§ **REQUIREMENT**: Extract all lines that hold "Sales" from the records below.

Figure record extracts

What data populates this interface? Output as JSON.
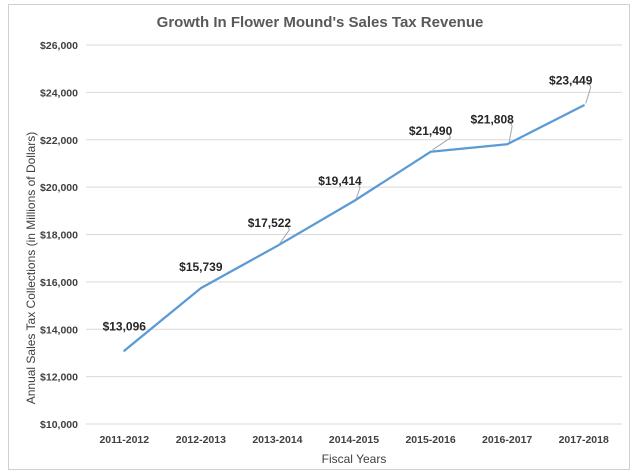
{
  "chart_data": {
    "type": "line",
    "title": "Growth In Flower Mound's Sales Tax Revenue",
    "xlabel": "Fiscal Years",
    "ylabel": "Annual Sales Tax Collections (in Millions of Dollars)",
    "categories": [
      "2011-2012",
      "2012-2013",
      "2013-2014",
      "2014-2015",
      "2015-2016",
      "2016-2017",
      "2017-2018"
    ],
    "series": [
      {
        "values": [
          13096,
          15739,
          17522,
          19414,
          21490,
          21808,
          23449
        ]
      }
    ],
    "data_labels": [
      "$13,096",
      "$15,739",
      "$17,522",
      "$19,414",
      "$21,490",
      "$21,808",
      "$23,449"
    ],
    "ylim": [
      10000,
      26000
    ],
    "yticks": [
      10000,
      12000,
      14000,
      16000,
      18000,
      20000,
      22000,
      24000,
      26000
    ],
    "ytick_labels": [
      "$10,000",
      "$12,000",
      "$14,000",
      "$16,000",
      "$18,000",
      "$20,000",
      "$22,000",
      "$24,000",
      "$26,000"
    ],
    "grid": true,
    "line_color": "#5b9bd5"
  }
}
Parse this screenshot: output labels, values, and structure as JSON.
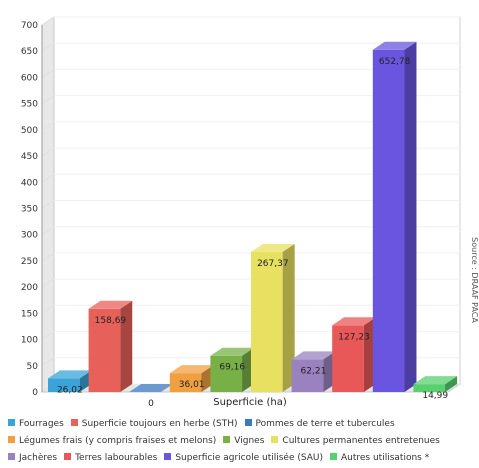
{
  "chart_data": {
    "type": "bar",
    "xlabel": "Superficie (ha)",
    "ylim": [
      0,
      700
    ],
    "yticks": [
      0,
      50,
      100,
      150,
      200,
      250,
      300,
      350,
      400,
      450,
      500,
      550,
      600,
      650,
      700
    ],
    "series": [
      {
        "name": "Fourrages",
        "value": 26.02,
        "label": "26,02",
        "color": "#3aa3d8"
      },
      {
        "name": "Superficie toujours en herbe (STH)",
        "value": 158.69,
        "label": "158,69",
        "color": "#e8605a"
      },
      {
        "name": "Pommes de terre et tubercules",
        "value": 0,
        "label": "0",
        "color": "#3a78c0"
      },
      {
        "name": "Légumes frais (y compris fraises et melons)",
        "value": 36.01,
        "label": "36,01",
        "color": "#f0a040"
      },
      {
        "name": "Vignes",
        "value": 69.16,
        "label": "69,16",
        "color": "#78b048"
      },
      {
        "name": "Cultures permanentes entretenues",
        "value": 267.37,
        "label": "267,37",
        "color": "#e8e060"
      },
      {
        "name": "Jachères",
        "value": 62.21,
        "label": "62,21",
        "color": "#9a82c0"
      },
      {
        "name": "Terres labourables",
        "value": 127.23,
        "label": "127,23",
        "color": "#e85858"
      },
      {
        "name": "Superficie agricole utilisée (SAU)",
        "value": 652.78,
        "label": "652,78",
        "color": "#6a55e0"
      },
      {
        "name": "Autres utilisations *",
        "value": 14.99,
        "label": "14,99",
        "color": "#58d070"
      }
    ],
    "legend_rows": [
      [
        0,
        1,
        2
      ],
      [
        3,
        4,
        5
      ],
      [
        6,
        7,
        8,
        9
      ]
    ],
    "source": "Source : DRAAF PACA"
  }
}
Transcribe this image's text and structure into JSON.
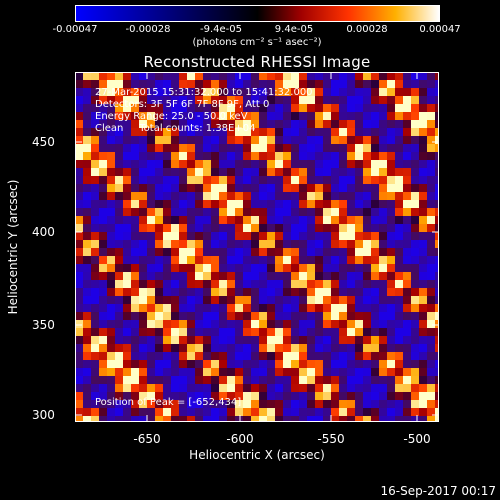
{
  "colorbar": {
    "tick_labels": [
      "-0.00047",
      "-0.00028",
      "-9.4e-05",
      "9.4e-05",
      "0.00028",
      "0.00047"
    ],
    "unit_label": "(photons cm⁻² s⁻¹ asec⁻²)"
  },
  "title": "Reconstructed RHESSI Image",
  "info": {
    "line1": "27-Mar-2015 15:31:32.000 to 15:41:32.000",
    "line2": "Detectors: 3F 5F 6F 7F 8F 9F, Att 0",
    "line3": "Energy Range: 25.0 - 50.0 keV",
    "line4": "Clean     Total counts: 1.38E+04",
    "peak": "Position of Peak = [-652,434]"
  },
  "axes": {
    "xlabel": "Heliocentric X (arcsec)",
    "ylabel": "Heliocentric Y (arcsec)",
    "xticks": [
      "-650",
      "-600",
      "-550",
      "-500"
    ],
    "yticks": [
      "450",
      "400",
      "350",
      "300"
    ]
  },
  "timestamp": "16-Sep-2017 00:17",
  "colors": {
    "background": "#000000",
    "foreground": "#ffffff"
  }
}
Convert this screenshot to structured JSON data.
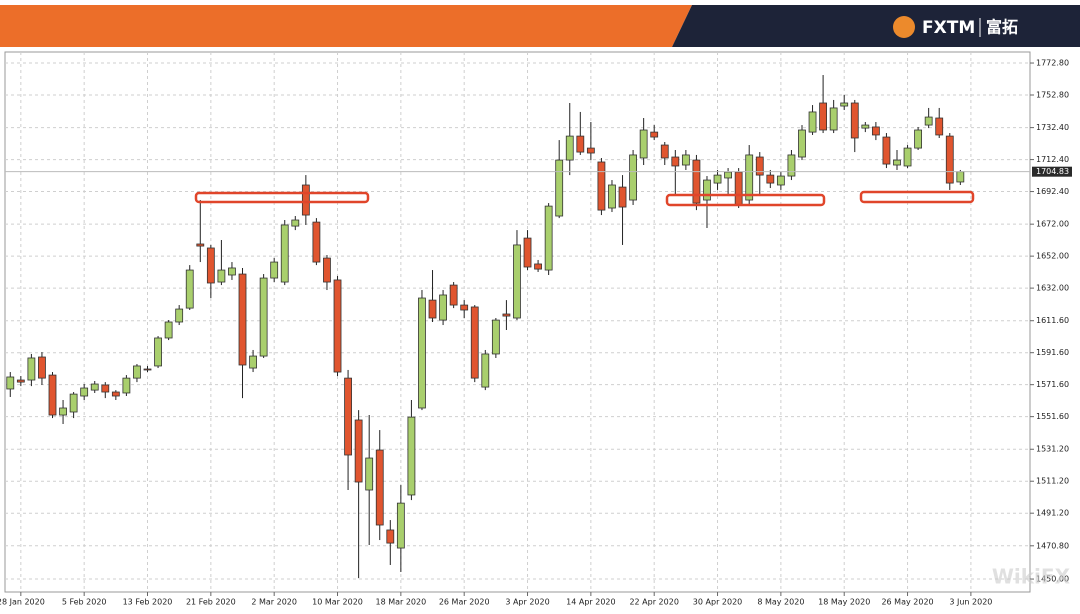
{
  "header": {
    "brand": "FXTM",
    "brand_cn": "富拓"
  },
  "watermark": "WikiFX",
  "chart_data": {
    "type": "candlestick",
    "up_color": "#a9cf6d",
    "down_color": "#e0552f",
    "grid": true,
    "xlim": [
      -0.5,
      96.6
    ],
    "ylim": [
      1441.9,
      1779.7
    ],
    "xticks": [
      {
        "value": 1,
        "label": "28 Jan 2020"
      },
      {
        "value": 7,
        "label": "5 Feb 2020"
      },
      {
        "value": 13,
        "label": "13 Feb 2020"
      },
      {
        "value": 19,
        "label": "21 Feb 2020"
      },
      {
        "value": 25,
        "label": "2 Mar 2020"
      },
      {
        "value": 31,
        "label": "10 Mar 2020"
      },
      {
        "value": 37,
        "label": "18 Mar 2020"
      },
      {
        "value": 43,
        "label": "26 Mar 2020"
      },
      {
        "value": 49,
        "label": "3 Apr 2020"
      },
      {
        "value": 55,
        "label": "14 Apr 2020"
      },
      {
        "value": 61,
        "label": "22 Apr 2020"
      },
      {
        "value": 67,
        "label": "30 Apr 2020"
      },
      {
        "value": 73,
        "label": "8 May 2020"
      },
      {
        "value": 79,
        "label": "18 May 2020"
      },
      {
        "value": 85,
        "label": "26 May 2020"
      },
      {
        "value": 91,
        "label": "3 Jun 2020"
      }
    ],
    "yticks": [
      {
        "value": 1772.8,
        "label": "1772.80"
      },
      {
        "value": 1752.8,
        "label": "1752.80"
      },
      {
        "value": 1732.4,
        "label": "1732.40"
      },
      {
        "value": 1712.4,
        "label": "1712.40"
      },
      {
        "value": 1692.4,
        "label": "1692.40"
      },
      {
        "value": 1672,
        "label": "1672.00"
      },
      {
        "value": 1652,
        "label": "1652.00"
      },
      {
        "value": 1632,
        "label": "1632.00"
      },
      {
        "value": 1611.6,
        "label": "1611.60"
      },
      {
        "value": 1591.6,
        "label": "1591.60"
      },
      {
        "value": 1571.6,
        "label": "1571.60"
      },
      {
        "value": 1551.6,
        "label": "1551.60"
      },
      {
        "value": 1531.2,
        "label": "1531.20"
      },
      {
        "value": 1511.2,
        "label": "1511.20"
      },
      {
        "value": 1491.2,
        "label": "1491.20"
      },
      {
        "value": 1470.8,
        "label": "1470.80"
      },
      {
        "value": 1450,
        "label": "1450.00"
      }
    ],
    "open": [
      1568.9,
      1574.5,
      1574.5,
      1588.9,
      1577.6,
      1552.6,
      1554.5,
      1564.5,
      1568.2,
      1571.4,
      1567.0,
      1566.4,
      1575.7,
      1581.4,
      1583.3,
      1600.8,
      1610.8,
      1619.5,
      1659.6,
      1657.1,
      1635.8,
      1640.2,
      1640.8,
      1582.0,
      1589.5,
      1638.3,
      1635.8,
      1670.8,
      1696.5,
      1673.3,
      1650.8,
      1637.1,
      1575.7,
      1549.5,
      1505.7,
      1530.7,
      1480.7,
      1469.4,
      1502.6,
      1557.0,
      1624.5,
      1612.0,
      1633.9,
      1621.4,
      1620.2,
      1570.1,
      1590.8,
      1615.8,
      1613.3,
      1663.3,
      1647.1,
      1643.3,
      1677.1,
      1712.1,
      1727.1,
      1719.6,
      1710.9,
      1682.1,
      1695.2,
      1687.1,
      1713.4,
      1729.6,
      1721.5,
      1714.0,
      1709.0,
      1712.1,
      1687.1,
      1697.7,
      1700.9,
      1704.6,
      1687.1,
      1714.0,
      1702.7,
      1696.5,
      1702.1,
      1714.0,
      1729.6,
      1747.8,
      1730.9,
      1745.9,
      1747.8,
      1732.1,
      1732.8,
      1726.5,
      1709.0,
      1708.4,
      1719.6,
      1734.0,
      1738.4,
      1727.1,
      1698.4
    ],
    "high": [
      1579.5,
      1577.0,
      1590.8,
      1592.0,
      1579.5,
      1562.0,
      1567.0,
      1572.0,
      1573.9,
      1573.2,
      1568.2,
      1577.6,
      1584.5,
      1583.3,
      1602.0,
      1612.0,
      1621.4,
      1646.4,
      1687.1,
      1659.0,
      1662.1,
      1648.3,
      1644.6,
      1593.3,
      1640.8,
      1650.8,
      1674.6,
      1677.1,
      1702.7,
      1675.8,
      1652.7,
      1639.6,
      1580.8,
      1555.7,
      1552.6,
      1543.2,
      1486.9,
      1508.8,
      1562.0,
      1630.8,
      1643.3,
      1630.8,
      1635.8,
      1624.5,
      1621.4,
      1593.3,
      1613.3,
      1624.5,
      1668.3,
      1668.3,
      1649.6,
      1685.2,
      1724.6,
      1747.8,
      1742.2,
      1735.9,
      1713.4,
      1699.6,
      1702.7,
      1718.4,
      1738.4,
      1734.0,
      1723.4,
      1718.4,
      1718.4,
      1715.3,
      1702.1,
      1705.9,
      1707.1,
      1707.1,
      1721.5,
      1717.1,
      1705.9,
      1704.6,
      1718.4,
      1734.0,
      1746.5,
      1765.3,
      1749.7,
      1752.8,
      1749.7,
      1735.9,
      1735.9,
      1729.0,
      1718.4,
      1721.5,
      1732.8,
      1744.7,
      1744.7,
      1729.0,
      1705.9
    ],
    "low": [
      1563.9,
      1570.7,
      1570.7,
      1571.4,
      1550.7,
      1547.0,
      1550.7,
      1562.0,
      1566.4,
      1563.2,
      1562.0,
      1564.5,
      1573.2,
      1579.5,
      1582.0,
      1599.5,
      1608.9,
      1618.3,
      1648.3,
      1625.8,
      1633.9,
      1637.1,
      1563.2,
      1579.5,
      1588.3,
      1635.8,
      1633.9,
      1668.3,
      1671.5,
      1646.4,
      1630.8,
      1577.0,
      1505.7,
      1450.6,
      1471.3,
      1474.4,
      1458.8,
      1454.4,
      1499.4,
      1555.7,
      1610.8,
      1608.9,
      1619.5,
      1613.3,
      1573.2,
      1568.2,
      1588.3,
      1605.8,
      1612.0,
      1643.3,
      1642.1,
      1640.2,
      1675.8,
      1702.7,
      1715.3,
      1712.1,
      1677.7,
      1679.6,
      1659.0,
      1684.0,
      1709.0,
      1724.6,
      1709.0,
      1690.2,
      1705.9,
      1680.8,
      1669.6,
      1693.4,
      1690.2,
      1682.1,
      1684.0,
      1690.2,
      1694.6,
      1693.4,
      1699.6,
      1712.1,
      1727.8,
      1729.0,
      1729.0,
      1743.4,
      1717.1,
      1729.6,
      1724.6,
      1707.1,
      1705.9,
      1707.1,
      1718.4,
      1732.1,
      1725.9,
      1693.4,
      1696.5
    ],
    "close": [
      1576.4,
      1573.2,
      1588.3,
      1575.7,
      1552.6,
      1557.0,
      1565.7,
      1569.5,
      1572.0,
      1567.0,
      1564.5,
      1575.7,
      1583.3,
      1580.8,
      1600.8,
      1610.8,
      1618.9,
      1643.3,
      1658.3,
      1635.2,
      1643.3,
      1644.6,
      1583.9,
      1589.5,
      1638.3,
      1648.3,
      1671.5,
      1674.6,
      1677.7,
      1648.3,
      1635.8,
      1579.5,
      1527.6,
      1510.7,
      1525.7,
      1483.8,
      1472.5,
      1497.5,
      1551.3,
      1625.8,
      1613.3,
      1627.7,
      1621.4,
      1618.3,
      1575.7,
      1590.8,
      1612.0,
      1614.5,
      1659.0,
      1645.2,
      1643.9,
      1683.3,
      1712.1,
      1727.1,
      1717.1,
      1716.5,
      1680.8,
      1696.5,
      1682.7,
      1715.3,
      1730.9,
      1726.5,
      1713.4,
      1708.4,
      1715.3,
      1685.2,
      1699.6,
      1702.7,
      1704.6,
      1684.0,
      1715.3,
      1702.7,
      1697.7,
      1702.1,
      1715.3,
      1730.9,
      1742.2,
      1730.9,
      1744.7,
      1747.8,
      1725.9,
      1734.0,
      1727.8,
      1709.6,
      1712.1,
      1719.6,
      1730.9,
      1739.0,
      1727.8,
      1697.7,
      1704.83
    ]
  }
}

§ **WRITTEN ANSWER**:
    "title": "Growth In Flower Mound's Sales Tax Revenue",
    "ylabel": "Annual Sales Tax Collections (in Millions of Dollars)",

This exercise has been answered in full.